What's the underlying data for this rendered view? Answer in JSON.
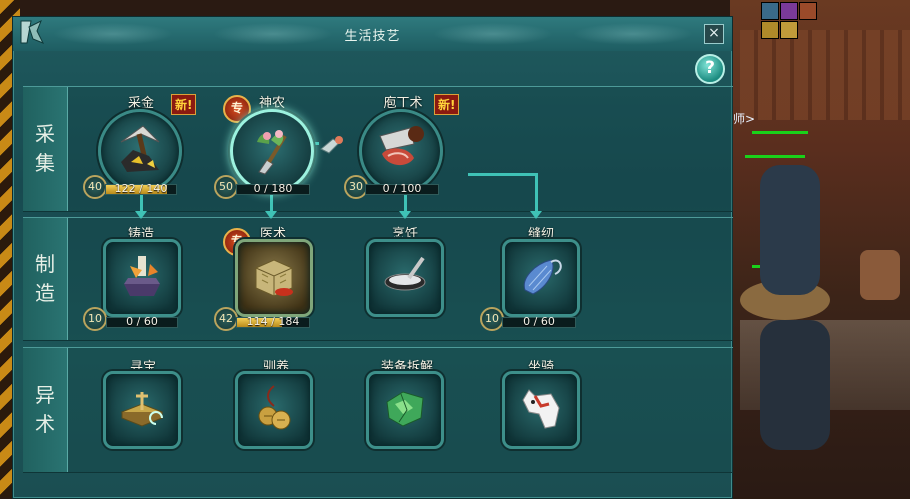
{
  "window": {
    "title": "生活技艺",
    "close_label": "×",
    "help_label": "?"
  },
  "sections": {
    "gather": {
      "label_chars": [
        "采",
        "集"
      ]
    },
    "craft": {
      "label_chars": [
        "制",
        "造"
      ]
    },
    "misc": {
      "label_chars": [
        "异",
        "术"
      ]
    }
  },
  "skills": {
    "mining": {
      "name": "采金",
      "badge": "新!",
      "level": "40",
      "progress_text": "122 / 140",
      "progress": 0.87,
      "icon": "pickaxe-gold-ore-icon"
    },
    "herbal": {
      "name": "神农",
      "badge": "专",
      "level": "50",
      "progress_text": "0 / 180",
      "progress": 0,
      "icon": "herb-shovel-icon"
    },
    "butcher": {
      "name": "庖丁术",
      "badge": "新!",
      "level": "30",
      "progress_text": "0 / 100",
      "progress": 0,
      "icon": "cleaver-meat-icon"
    },
    "forging": {
      "name": "铸造",
      "level": "10",
      "progress_text": "0 / 60",
      "progress": 0,
      "icon": "anvil-hammer-icon"
    },
    "medicine": {
      "name": "医术",
      "badge": "专",
      "level": "42",
      "progress_text": "114 / 184",
      "progress": 0.62,
      "icon": "medicine-bundle-icon"
    },
    "cooking": {
      "name": "烹饪",
      "icon": "wok-icon"
    },
    "sewing": {
      "name": "缝纫",
      "level": "10",
      "progress_text": "0 / 60",
      "progress": 0,
      "icon": "thread-spool-icon"
    },
    "treasure": {
      "name": "寻宝",
      "icon": "treasure-compass-icon"
    },
    "taming": {
      "name": "驯养",
      "icon": "bells-icon"
    },
    "dismantle": {
      "name": "装备拆解",
      "icon": "jade-fragment-icon"
    },
    "mount": {
      "name": "坐骑",
      "icon": "white-horse-icon"
    }
  },
  "background": {
    "npc_text": "师>"
  },
  "colors": {
    "panel": "#1b4e52",
    "accent": "#3fc2b6",
    "progress_fill": "#f3cf58",
    "new_badge": "#ffd23a",
    "hp_bar": "#1ad11a"
  }
}
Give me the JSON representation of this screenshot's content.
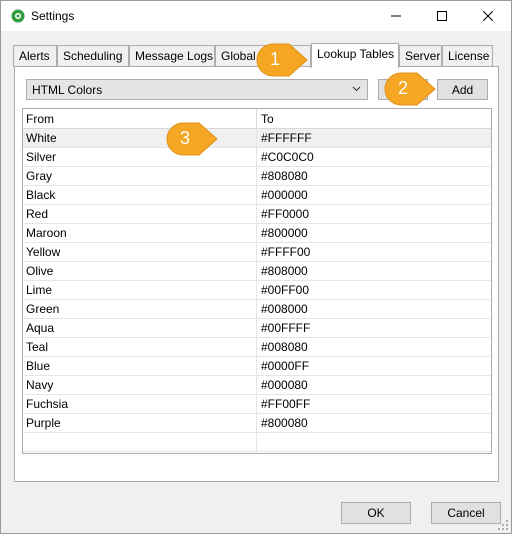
{
  "window": {
    "title": "Settings",
    "icon": "app-gear-icon",
    "accent_color": "#f5a623"
  },
  "tabs": [
    {
      "label": "Alerts",
      "active": false
    },
    {
      "label": "Scheduling",
      "active": false
    },
    {
      "label": "Message Logs",
      "active": false
    },
    {
      "label": "Global I",
      "active": false
    },
    {
      "label": "Lookup Tables",
      "active": true
    },
    {
      "label": "Server",
      "active": false
    },
    {
      "label": "License",
      "active": false
    }
  ],
  "lookup": {
    "selected_table": "HTML Colors",
    "add_label": "Add"
  },
  "grid": {
    "columns": [
      "From",
      "To"
    ],
    "rows": [
      {
        "from": "White",
        "to": "#FFFFFF"
      },
      {
        "from": "Silver",
        "to": "#C0C0C0"
      },
      {
        "from": "Gray",
        "to": "#808080"
      },
      {
        "from": "Black",
        "to": "#000000"
      },
      {
        "from": "Red",
        "to": "#FF0000"
      },
      {
        "from": "Maroon",
        "to": "#800000"
      },
      {
        "from": "Yellow",
        "to": "#FFFF00"
      },
      {
        "from": "Olive",
        "to": "#808000"
      },
      {
        "from": "Lime",
        "to": "#00FF00"
      },
      {
        "from": "Green",
        "to": "#008000"
      },
      {
        "from": "Aqua",
        "to": "#00FFFF"
      },
      {
        "from": "Teal",
        "to": "#008080"
      },
      {
        "from": "Blue",
        "to": "#0000FF"
      },
      {
        "from": "Navy",
        "to": "#000080"
      },
      {
        "from": "Fuchsia",
        "to": "#FF00FF"
      },
      {
        "from": "Purple",
        "to": "#800080"
      }
    ],
    "selected_row": 0
  },
  "callouts": [
    "1",
    "2",
    "3"
  ],
  "footer": {
    "ok_label": "OK",
    "cancel_label": "Cancel"
  }
}
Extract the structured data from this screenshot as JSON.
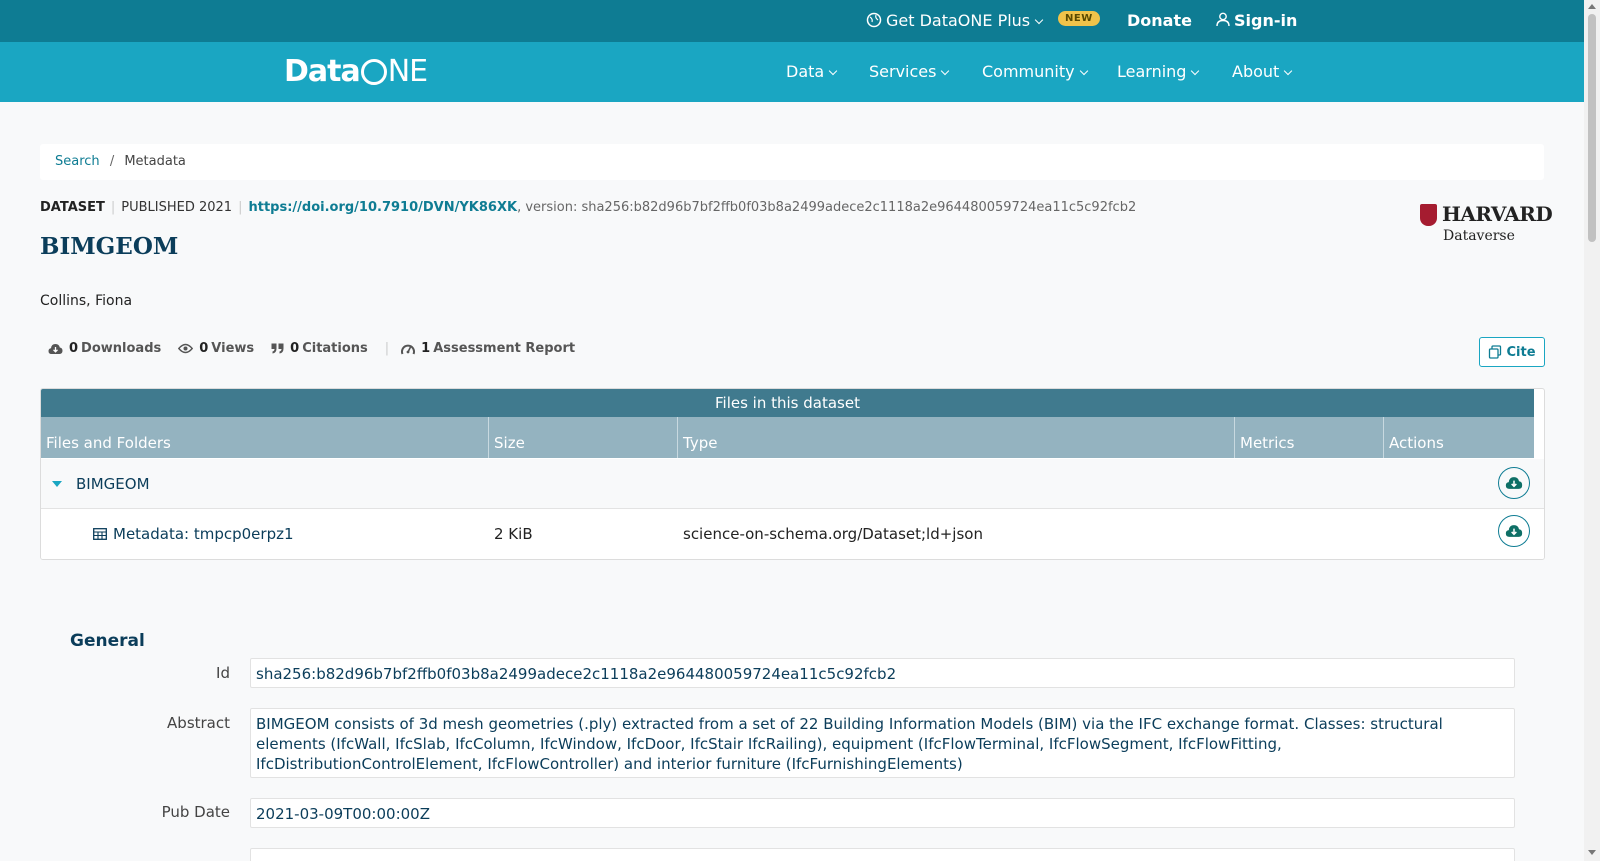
{
  "topbar": {
    "get_plus": "Get DataONE Plus",
    "new_badge": "NEW",
    "donate": "Donate",
    "signin": "Sign-in"
  },
  "nav": {
    "logo_data": "Data",
    "logo_ne": "NE",
    "items": [
      "Data",
      "Services",
      "Community",
      "Learning",
      "About"
    ]
  },
  "breadcrumb": {
    "search": "Search",
    "current": "Metadata"
  },
  "meta": {
    "type": "DATASET",
    "published": "PUBLISHED 2021",
    "doi": "https://doi.org/10.7910/DVN/YK86XK",
    "version": ", version: sha256:b82d96b7bf2ffb0f03b8a2499adece2c1118a2e964480059724ea11c5c92fcb2"
  },
  "title": "BIMGEOM",
  "repository": {
    "name": "HARVARD",
    "sub": "Dataverse"
  },
  "author": "Collins, Fiona",
  "stats": {
    "downloads_count": "0",
    "downloads_label": "Downloads",
    "views_count": "0",
    "views_label": "Views",
    "citations_count": "0",
    "citations_label": "Citations",
    "assessment_count": "1",
    "assessment_label": "Assessment Report"
  },
  "cite_label": "Cite",
  "files": {
    "heading": "Files in this dataset",
    "columns": [
      "Files and Folders",
      "Size",
      "Type",
      "Metrics",
      "Actions"
    ],
    "folder": "BIMGEOM",
    "file": {
      "name": "Metadata: tmpcp0erpz1",
      "size": "2 KiB",
      "type": "science-on-schema.org/Dataset;ld+json"
    }
  },
  "general": {
    "heading": "General",
    "id_label": "Id",
    "id_value": "sha256:b82d96b7bf2ffb0f03b8a2499adece2c1118a2e964480059724ea11c5c92fcb2",
    "abstract_label": "Abstract",
    "abstract_value": "BIMGEOM consists of 3d mesh geometries (.ply) extracted from a set of 22 Building Information Models (BIM) via the IFC exchange format. Classes: structural elements (IfcWall, IfcSlab, IfcColumn, IfcWindow, IfcDoor, IfcStair IfcRailing), equipment (IfcFlowTerminal, IfcFlowSegment, IfcFlowFitting, IfcDistributionControlElement, IfcFlowController) and interior furniture (IfcFurnishingElements)",
    "pubdate_label": "Pub Date",
    "pubdate_value": "2021-03-09T00:00:00Z"
  },
  "colors": {
    "topbar": "#0e7c93",
    "navbar": "#1aa6c2",
    "files_header": "#407a8e",
    "files_columns": "#94b3c0"
  },
  "icons": [
    "globe-icon",
    "user-icon",
    "cloud-download-icon",
    "eye-icon",
    "quote-icon",
    "gauge-icon",
    "copy-icon",
    "table-icon",
    "caret-down-icon"
  ]
}
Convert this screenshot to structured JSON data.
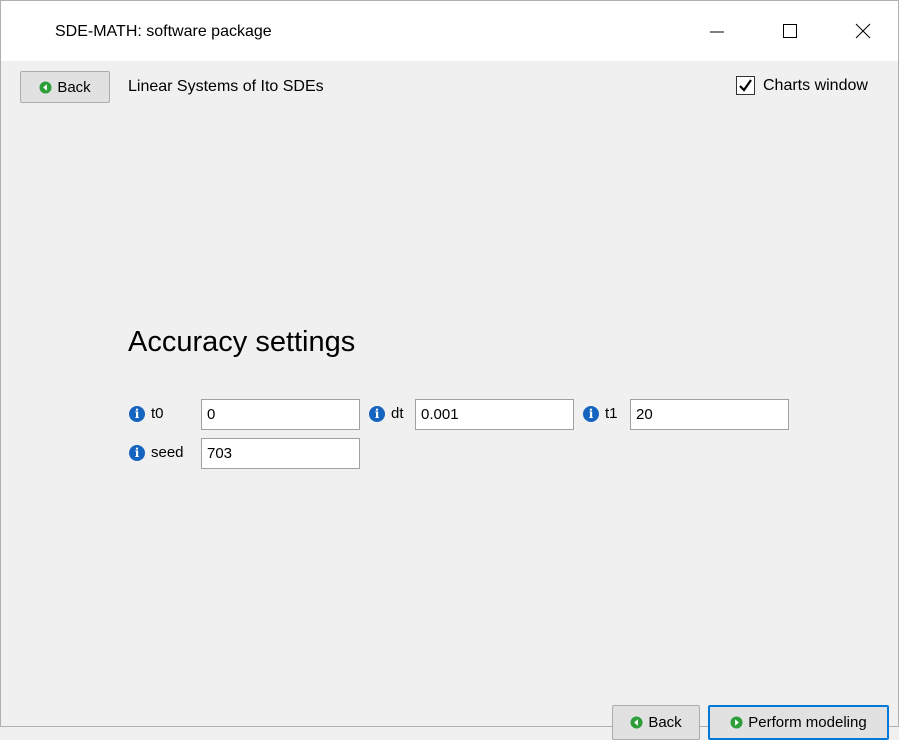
{
  "window": {
    "title": "SDE-MATH: software package",
    "controls": {
      "minimize_icon": "minimize-icon",
      "maximize_icon": "maximize-icon",
      "close_icon": "close-icon"
    }
  },
  "toolbar": {
    "back_label": "Back",
    "subtitle": "Linear Systems of Ito SDEs",
    "charts_window_label": "Charts window",
    "charts_window_checked": true
  },
  "main": {
    "heading": "Accuracy settings",
    "fields": [
      {
        "label": "t0",
        "value": "0"
      },
      {
        "label": "dt",
        "value": "0.001"
      },
      {
        "label": "t1",
        "value": "20"
      },
      {
        "label": "seed",
        "value": "703"
      }
    ]
  },
  "footer": {
    "back_label": "Back",
    "perform_label": "Perform modeling"
  },
  "colors": {
    "accent": "#0078d7",
    "info_icon": "#1565c0",
    "green_icon": "#2e9e3a"
  }
}
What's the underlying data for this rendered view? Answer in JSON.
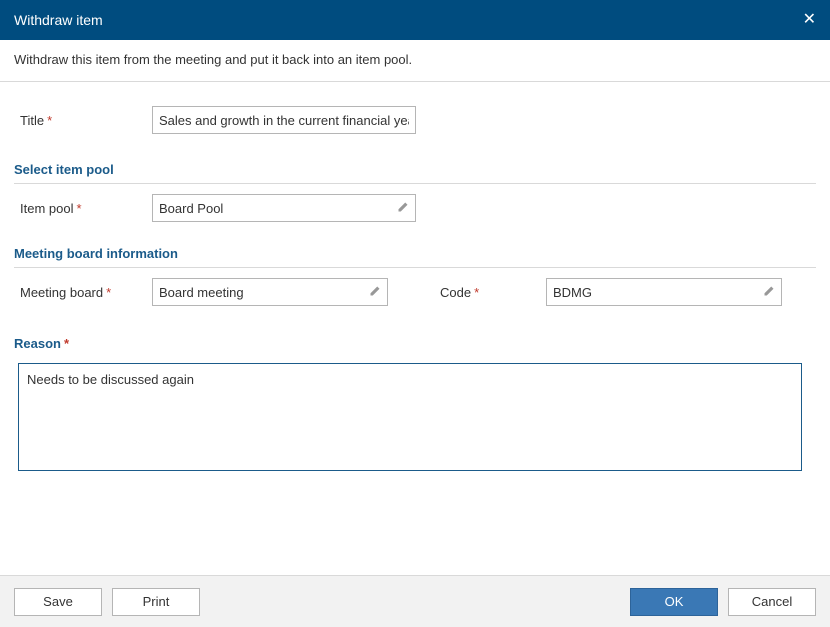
{
  "header": {
    "title": "Withdraw item",
    "close": "✕"
  },
  "instruction": "Withdraw this item from the meeting and put it back into an item pool.",
  "fields": {
    "title_label": "Title",
    "title_value": "Sales and growth in the current financial year",
    "item_pool_label": "Item pool",
    "item_pool_value": "Board Pool",
    "meeting_board_label": "Meeting board",
    "meeting_board_value": "Board meeting",
    "code_label": "Code",
    "code_value": "BDMG"
  },
  "sections": {
    "select_pool": "Select item pool",
    "meeting_info": "Meeting board information",
    "reason": "Reason"
  },
  "reason_value": "Needs to be discussed again",
  "footer": {
    "save": "Save",
    "print": "Print",
    "ok": "OK",
    "cancel": "Cancel"
  }
}
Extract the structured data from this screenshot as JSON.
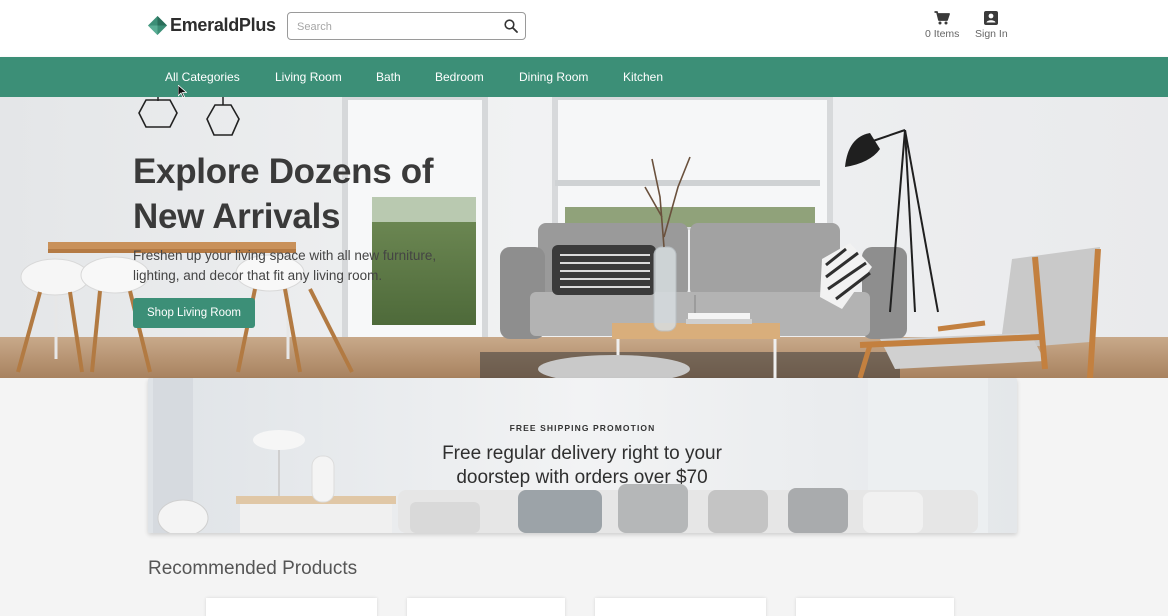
{
  "brand": {
    "name": "EmeraldPlus",
    "accent": "#3c8f77",
    "logo_icon": "diamond-logo-icon"
  },
  "search": {
    "placeholder": "Search",
    "icon": "search-icon"
  },
  "header_actions": {
    "cart_label": "0 Items",
    "cart_icon": "cart-icon",
    "signin_label": "Sign In",
    "signin_icon": "account-icon"
  },
  "nav": {
    "items": [
      "All Categories",
      "Living Room",
      "Bath",
      "Bedroom",
      "Dining Room",
      "Kitchen"
    ]
  },
  "hero": {
    "title_line1": "Explore Dozens of",
    "title_line2": "New Arrivals",
    "subtitle_line1": "Freshen up your living space with all new furniture,",
    "subtitle_line2": "lighting, and decor that fit any living room.",
    "cta": "Shop Living Room"
  },
  "promo": {
    "kicker": "FREE SHIPPING PROMOTION",
    "headline_line1": "Free regular delivery right to your",
    "headline_line2": "doorstep with orders over $70"
  },
  "recommended": {
    "title": "Recommended Products"
  }
}
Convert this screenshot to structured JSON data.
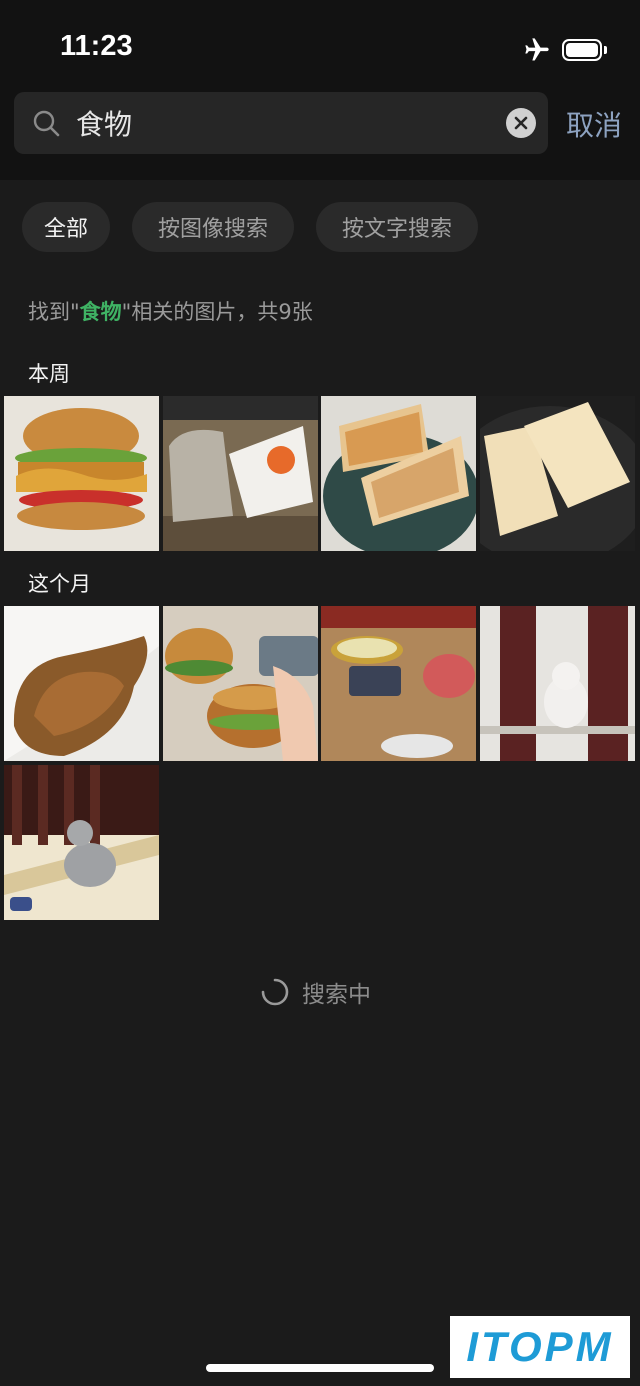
{
  "status_bar": {
    "time": "11:23"
  },
  "search": {
    "query": "食物",
    "cancel_label": "取消"
  },
  "filters": [
    {
      "label": "全部",
      "active": true
    },
    {
      "label": "按图像搜索",
      "active": false
    },
    {
      "label": "按文字搜索",
      "active": false
    }
  ],
  "results": {
    "prefix": "找到\"",
    "keyword": "食物",
    "suffix": "\"相关的图片，共9张"
  },
  "sections": [
    {
      "title": "本周",
      "photos": [
        "burger-poster",
        "burger-king-bag",
        "toast-on-plate",
        "toast-in-pan"
      ]
    },
    {
      "title": "这个月",
      "photos": [
        "roast-chicken",
        "burgers-in-hand",
        "hotpot-table",
        "white-cat-by-railing",
        "gray-cat-on-stairs"
      ]
    }
  ],
  "loading": {
    "text": "搜索中"
  },
  "watermark": {
    "text": "ITOPM"
  },
  "colors": {
    "accent_green": "#3fb364",
    "cancel_blue": "#8da2c0"
  }
}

◇ ◇ ◇ ◇ ◇

=== Exercise description ===
Report how many lines of the entries hold the string "heading". Provide the number alone.

=== Result ===
3